Set problem
Output the data below in full, character for character.

Material for this exercise
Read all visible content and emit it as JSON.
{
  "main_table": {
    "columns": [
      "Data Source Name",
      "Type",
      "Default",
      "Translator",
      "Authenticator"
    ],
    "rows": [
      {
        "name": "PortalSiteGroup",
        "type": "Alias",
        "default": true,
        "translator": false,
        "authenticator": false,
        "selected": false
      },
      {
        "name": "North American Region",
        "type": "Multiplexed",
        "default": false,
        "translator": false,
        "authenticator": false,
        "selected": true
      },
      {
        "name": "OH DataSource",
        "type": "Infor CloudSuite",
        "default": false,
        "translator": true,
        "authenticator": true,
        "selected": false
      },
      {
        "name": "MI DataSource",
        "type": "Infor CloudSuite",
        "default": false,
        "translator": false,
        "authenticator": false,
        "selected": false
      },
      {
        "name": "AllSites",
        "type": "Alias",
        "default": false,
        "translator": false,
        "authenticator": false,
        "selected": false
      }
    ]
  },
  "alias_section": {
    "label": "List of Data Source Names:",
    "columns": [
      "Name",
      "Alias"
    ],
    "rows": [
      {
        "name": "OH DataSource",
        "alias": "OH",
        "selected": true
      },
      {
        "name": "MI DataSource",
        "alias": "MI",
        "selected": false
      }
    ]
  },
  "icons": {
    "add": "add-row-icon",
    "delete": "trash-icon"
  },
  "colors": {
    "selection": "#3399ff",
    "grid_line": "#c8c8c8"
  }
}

The solution
Read all visible content and emit it as JSON.
{
  "main_table": {
    "columns": [
      "Data Source Name",
      "Type",
      "Default",
      "Translator",
      "Authenticator"
    ],
    "rows": [
      {
        "name": "PortalSiteGroup",
        "type": "Alias",
        "default": true,
        "translator": false,
        "authenticator": false,
        "selected": false
      },
      {
        "name": "North American Region",
        "type": "Multiplexed",
        "default": false,
        "translator": false,
        "authenticator": false,
        "selected": true
      },
      {
        "name": "OH DataSource",
        "type": "Infor CloudSuite",
        "default": false,
        "translator": true,
        "authenticator": true,
        "selected": false
      },
      {
        "name": "MI DataSource",
        "type": "Infor CloudSuite",
        "default": false,
        "translator": false,
        "authenticator": false,
        "selected": false
      },
      {
        "name": "AllSites",
        "type": "Alias",
        "default": false,
        "translator": false,
        "authenticator": false,
        "selected": false
      }
    ]
  },
  "alias_section": {
    "label": "List of Data Source Names:",
    "columns": [
      "Name",
      "Alias"
    ],
    "rows": [
      {
        "name": "OH DataSource",
        "alias": "OH",
        "selected": true
      },
      {
        "name": "MI DataSource",
        "alias": "MI",
        "selected": false
      }
    ]
  },
  "icons": {
    "add": "add-row-icon",
    "delete": "trash-icon"
  },
  "colors": {
    "selection": "#3399ff",
    "grid_line": "#c8c8c8"
  }
}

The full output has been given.